━━━ Records supplied
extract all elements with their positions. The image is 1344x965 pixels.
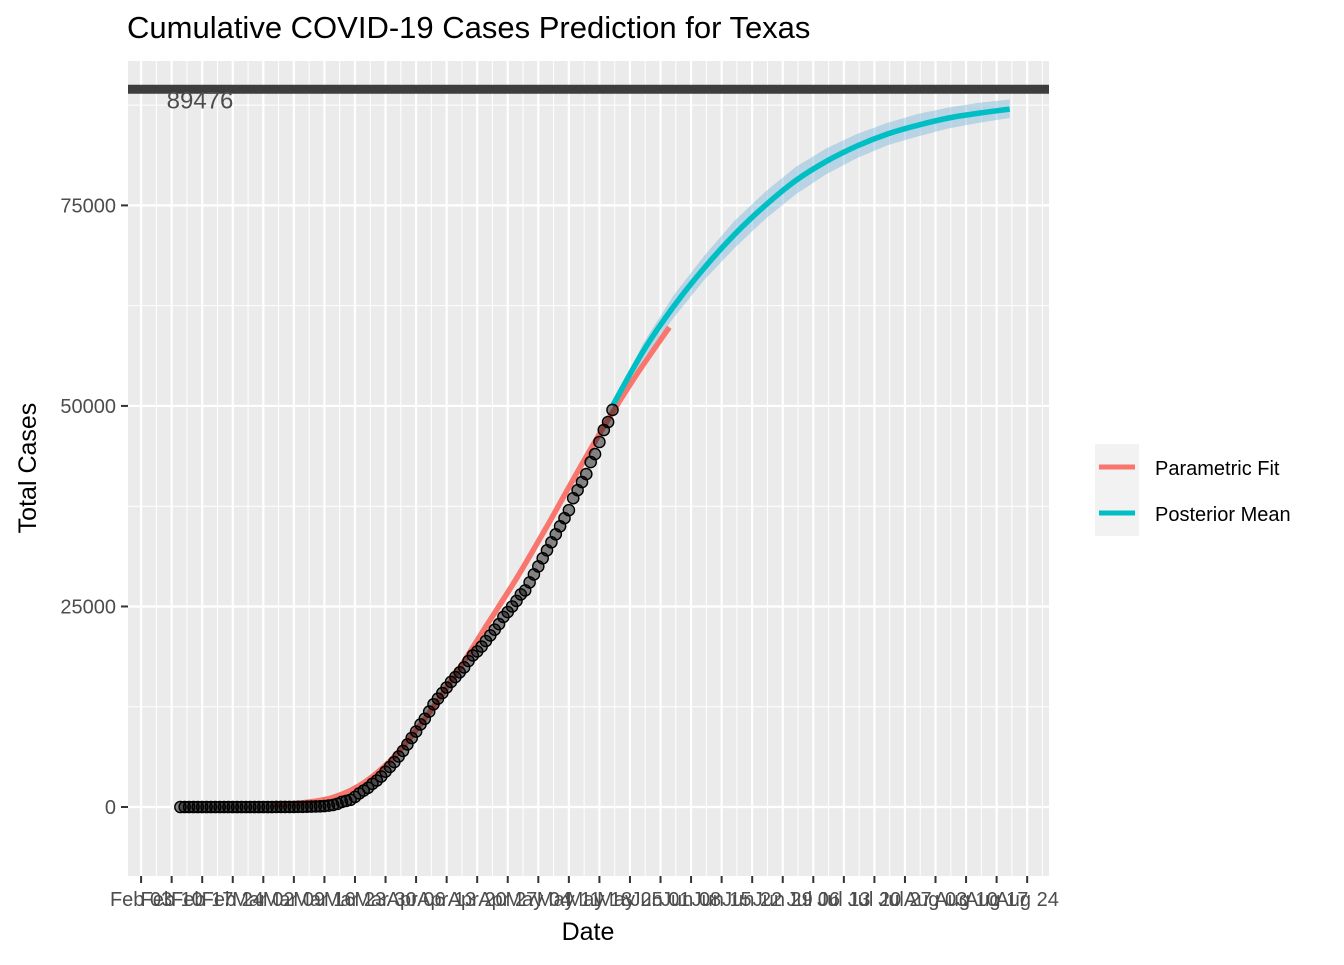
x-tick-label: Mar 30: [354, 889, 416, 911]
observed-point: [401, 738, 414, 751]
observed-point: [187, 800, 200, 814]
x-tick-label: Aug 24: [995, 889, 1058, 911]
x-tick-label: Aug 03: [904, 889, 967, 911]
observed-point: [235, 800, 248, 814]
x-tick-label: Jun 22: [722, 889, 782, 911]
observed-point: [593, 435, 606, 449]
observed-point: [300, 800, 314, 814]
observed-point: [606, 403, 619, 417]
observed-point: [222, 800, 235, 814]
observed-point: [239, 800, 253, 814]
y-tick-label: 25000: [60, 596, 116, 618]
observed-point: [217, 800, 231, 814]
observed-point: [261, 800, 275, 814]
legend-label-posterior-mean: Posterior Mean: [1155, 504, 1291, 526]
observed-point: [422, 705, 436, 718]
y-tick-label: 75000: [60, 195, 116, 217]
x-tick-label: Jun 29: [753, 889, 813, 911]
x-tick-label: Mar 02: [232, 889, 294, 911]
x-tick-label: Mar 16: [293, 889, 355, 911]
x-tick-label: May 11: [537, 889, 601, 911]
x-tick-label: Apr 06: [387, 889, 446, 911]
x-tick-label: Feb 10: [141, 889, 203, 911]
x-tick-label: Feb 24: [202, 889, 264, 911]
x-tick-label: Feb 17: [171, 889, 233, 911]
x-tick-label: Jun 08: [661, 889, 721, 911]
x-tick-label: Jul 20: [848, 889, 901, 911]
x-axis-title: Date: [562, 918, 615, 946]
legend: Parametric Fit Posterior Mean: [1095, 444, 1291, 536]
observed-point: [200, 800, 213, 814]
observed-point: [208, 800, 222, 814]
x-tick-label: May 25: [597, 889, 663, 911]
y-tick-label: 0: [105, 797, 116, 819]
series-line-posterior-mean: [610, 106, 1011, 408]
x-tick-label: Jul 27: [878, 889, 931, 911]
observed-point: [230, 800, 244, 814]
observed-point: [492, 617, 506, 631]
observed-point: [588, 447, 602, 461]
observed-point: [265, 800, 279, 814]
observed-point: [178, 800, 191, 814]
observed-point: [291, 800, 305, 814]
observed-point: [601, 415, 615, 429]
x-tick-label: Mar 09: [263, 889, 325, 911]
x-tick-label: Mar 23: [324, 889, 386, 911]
━━━━━━
Task >>
Transcribe the listing lines starting at the line that contains "x-tick-label: Mar 30: [354, 889, 416, 911]" and ending at the line that contains "observed-point: [588, 447, 602, 461]", with both of those lines included.

Written answer >>
x-tick-label: Mar 30: [354, 889, 416, 911]
observed-point: [401, 738, 414, 751]
observed-point: [187, 800, 200, 814]
x-tick-label: Aug 24: [995, 889, 1058, 911]
x-tick-label: Aug 03: [904, 889, 967, 911]
observed-point: [235, 800, 248, 814]
x-tick-label: Jun 22: [722, 889, 782, 911]
observed-point: [593, 435, 606, 449]
observed-point: [300, 800, 314, 814]
observed-point: [606, 403, 619, 417]
observed-point: [222, 800, 235, 814]
observed-point: [239, 800, 253, 814]
y-tick-label: 25000: [60, 596, 116, 618]
observed-point: [217, 800, 231, 814]
observed-point: [261, 800, 275, 814]
legend-label-posterior-mean: Posterior Mean: [1155, 504, 1291, 526]
observed-point: [422, 705, 436, 718]
y-tick-label: 75000: [60, 195, 116, 217]
x-tick-label: Jun 29: [753, 889, 813, 911]
x-tick-label: Mar 02: [232, 889, 294, 911]
x-tick-label: Mar 16: [293, 889, 355, 911]
x-tick-label: May 11: [537, 889, 601, 911]
x-tick-label: Apr 06: [387, 889, 446, 911]
x-tick-label: Feb 10: [141, 889, 203, 911]
x-tick-label: Feb 24: [202, 889, 264, 911]
x-tick-label: Feb 17: [171, 889, 233, 911]
x-tick-label: Jun 08: [661, 889, 721, 911]
x-tick-label: Jul 20: [848, 889, 901, 911]
x-axis-title: Date: [562, 918, 615, 946]
legend: Parametric Fit Posterior Mean: [1095, 444, 1291, 536]
observed-point: [200, 800, 213, 814]
observed-point: [208, 800, 222, 814]
x-tick-label: May 25: [597, 889, 663, 911]
y-tick-label: 0: [105, 797, 116, 819]
series-line-posterior-mean: [610, 106, 1011, 408]
x-tick-label: Jul 27: [878, 889, 931, 911]
observed-point: [230, 800, 244, 814]
observed-point: [492, 617, 506, 631]
observed-point: [588, 447, 602, 461]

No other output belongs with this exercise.